(Entries taken from a collection)
***
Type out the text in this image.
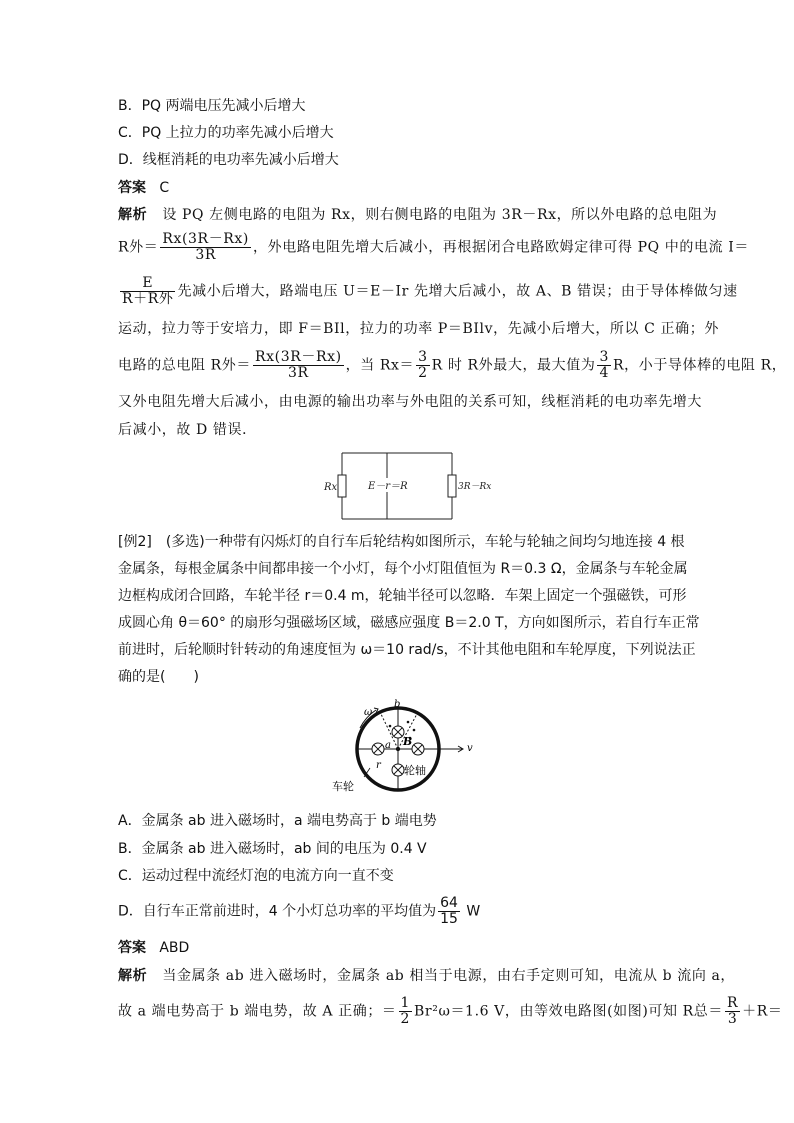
B．PQ 两端电压先减小后增大
C．PQ 上拉力的功率先减小后增大
D．线框消耗的电功率先减小后增大
答案 C
解析 设 PQ 左侧电路的电阻为 Rx，则右侧电路的电阻为 3R－Rx，所以外电路的总电阻为
R外＝ $\frac{Rx(3R-Rx)}{3R}$ ，外电路电阻先增大后减小，再根据闭合电路欧姆定律可得 PQ 中的电流 I＝
$\frac{E}{\text{R＋R外}}$ 先减小后增大，路端电压 U＝E－Ir 先增大后减小，故 A、B 错误；由于导体棒做匀速
运动，拉力等于安培力，即 F＝BIl，拉力的功率 P＝BIlv，先减小后增大，所以 C 正确；外
电路的总电阻 R外＝ $\frac{Rx(3R-Rx)}{3R}$ ，当 $Rx= \frac{3}{2}$ R 时 R外最大，最大值为 $\frac{3}{4}$ R，小于导体棒的电阻 R，
又外电阻先增大后减小，由电源的输出功率与外电阻的关系可知，线框消耗的电功率先增大
后减小，故 D 错误．
Rx	E－r＝R	3R－Rx
[例2]　(多选)一种带有闪烁灯的自行车后轮结构如图所示，车轮与轮轴之间均匀地连接 4 根
金属条，每根金属条中间都串接一个小灯，每个小灯阻值恒为 R＝0.3 Ω，金属条与车轮金属
边框构成闭合回路，车轮半径 r＝0.4 m，轮轴半径可以忽略．车架上固定一个强磁铁，可形
成圆心角 θ＝60° 的扇形匀强磁场区域，磁感应强度 B＝2.0 T，方向如图所示，若自行车正常
前进时，后轮顺时针转动的角速度恒为 ω＝10 rad/s，不计其他电阻和车轮厚度，下列说法正
确的是(　　)
ω
v
b
B
a
r 轮轴
车轮
A．金属条 ab 进入磁场时，a 端电势高于 b 端电势
B．金属条 ab 进入磁场时，ab 间的电压为 0.4 V
C．运动过程中流经灯泡的电流方向一直不变
D．自行车正常前进时，4 个小灯总功率的平均值为 $\frac{64}{15}$ W
答案 ABD
解析 当金属条 ab 进入磁场时，金属条 ab 相当于电源，由右手定则可知，电流从 b 流向 a，
故 a 端电势高于 b 端电势，故 A 正确；＝ $\frac{1}{2} Br^2\omega=1.6$ V，由等效电路图(如图)可知 R总＝ $\frac{R}{3} +R=$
***
Find each line in the records holding the string "text" and show it.

Type out the text in this image.
$\frac{E}{\text{R＋R外}}$ 先减小后增大，路端电压 U＝E－Ir 先增大后减小，故 A、B 错误；由于导体棒做匀速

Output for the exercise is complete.